What you are asked to do: From the entries below, copy every line that holds the word "name".
◆ ◆ ◆
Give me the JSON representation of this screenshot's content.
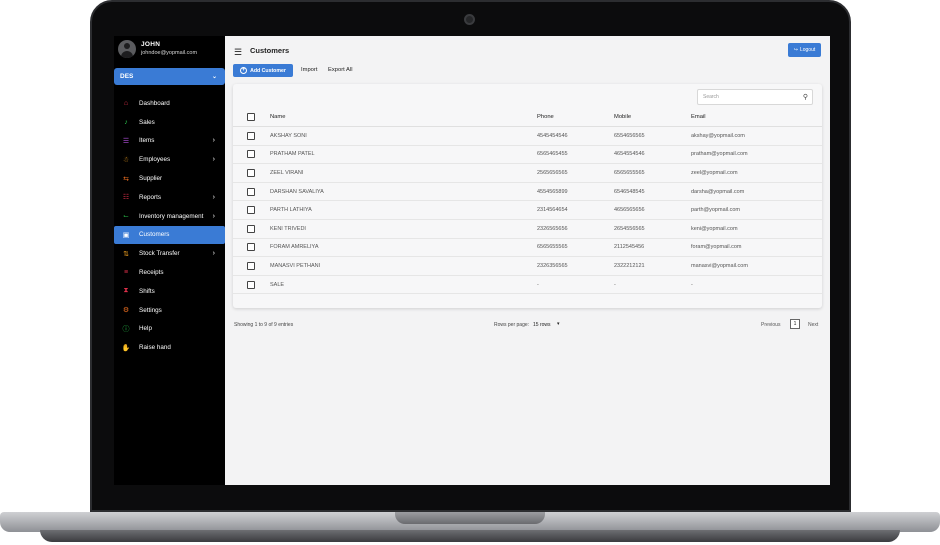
{
  "user": {
    "name": "JOHN",
    "email": "johndoe@yopmail.com"
  },
  "store_selector": {
    "value": "DES"
  },
  "sidebar": {
    "items": [
      {
        "label": "Dashboard",
        "icon": "home-icon",
        "color": "#e0304a",
        "arrow": false,
        "active": false
      },
      {
        "label": "Sales",
        "icon": "bell-icon",
        "color": "#27c04a",
        "arrow": false,
        "active": false
      },
      {
        "label": "Items",
        "icon": "items-icon",
        "color": "#b552e0",
        "arrow": true,
        "active": false
      },
      {
        "label": "Employees",
        "icon": "employee-icon",
        "color": "#f0a020",
        "arrow": true,
        "active": false
      },
      {
        "label": "Supplier",
        "icon": "transfer-icon",
        "color": "#f07020",
        "arrow": false,
        "active": false
      },
      {
        "label": "Reports",
        "icon": "report-icon",
        "color": "#e0304a",
        "arrow": true,
        "active": false
      },
      {
        "label": "Inventory management",
        "icon": "cart-icon",
        "color": "#27c04a",
        "arrow": true,
        "active": false
      },
      {
        "label": "Customers",
        "icon": "customers-icon",
        "color": "#b552e0",
        "arrow": false,
        "active": true
      },
      {
        "label": "Stock Transfer",
        "icon": "swap-icon",
        "color": "#f0a020",
        "arrow": true,
        "active": false
      },
      {
        "label": "Receipts",
        "icon": "receipt-icon",
        "color": "#e0304a",
        "arrow": false,
        "active": false
      },
      {
        "label": "Shifts",
        "icon": "shifts-icon",
        "color": "#e0304a",
        "arrow": false,
        "active": false
      },
      {
        "label": "Settings",
        "icon": "settings-icon",
        "color": "#f07020",
        "arrow": false,
        "active": false
      },
      {
        "label": "Help",
        "icon": "help-icon",
        "color": "#27c04a",
        "arrow": false,
        "active": false
      },
      {
        "label": "Raise hand",
        "icon": "hand-icon",
        "color": "#b552e0",
        "arrow": false,
        "active": false
      }
    ]
  },
  "header": {
    "title": "Customers",
    "logout_label": "Logout"
  },
  "toolbar": {
    "add_label": "Add Customer",
    "import_label": "Import",
    "export_label": "Export All"
  },
  "search": {
    "placeholder": "Search"
  },
  "table": {
    "columns": {
      "name": "Name",
      "phone": "Phone",
      "mobile": "Mobile",
      "email": "Email"
    },
    "rows": [
      {
        "name": "AKSHAY SONI",
        "phone": "4545454546",
        "mobile": "6554656565",
        "email": "akshay@yopmail.com"
      },
      {
        "name": "PRATHAM PATEL",
        "phone": "6565465455",
        "mobile": "4654554546",
        "email": "pratham@yopmail.com"
      },
      {
        "name": "ZEEL VIRANI",
        "phone": "2565656565",
        "mobile": "6565655565",
        "email": "zeel@yopmail.com"
      },
      {
        "name": "DARSHAN SAVALIYA",
        "phone": "4554565899",
        "mobile": "6546548545",
        "email": "darsha@yopmail.com"
      },
      {
        "name": "PARTH LATHIYA",
        "phone": "2314564654",
        "mobile": "4656565656",
        "email": "parth@yopmail.com"
      },
      {
        "name": "KENI TRIVEDI",
        "phone": "2326565656",
        "mobile": "2654556565",
        "email": "keni@yopmail.com"
      },
      {
        "name": "FORAM AMRELIYA",
        "phone": "6565655565",
        "mobile": "2112545456",
        "email": "foram@yopmail.com"
      },
      {
        "name": "MANASVI PETHANI",
        "phone": "2326356565",
        "mobile": "2322212121",
        "email": "manasvi@yopmail.com"
      },
      {
        "name": "SALE",
        "phone": "-",
        "mobile": "-",
        "email": "-"
      }
    ]
  },
  "footer": {
    "entries_text": "Showing 1 to 9 of 9 entries",
    "rows_per_page_label": "Rows per page:",
    "rows_per_page_value": "15 rows",
    "prev_label": "Previous",
    "page": "1",
    "next_label": "Next"
  },
  "colors": {
    "accent": "#3a7bd5",
    "sidebar_bg": "#000000"
  }
}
◆ ◆ ◆
Response below:
    "name": "JOHN",
      "name": "Name",
        "name": "AKSHAY SONI",
        "name": "PRATHAM PATEL",
        "name": "ZEEL VIRANI",
        "name": "DARSHAN SAVALIYA",
        "name": "PARTH LATHIYA",
        "name": "KENI TRIVEDI",
        "name": "FORAM AMRELIYA",
        "name": "MANASVI PETHANI",
        "name": "SALE",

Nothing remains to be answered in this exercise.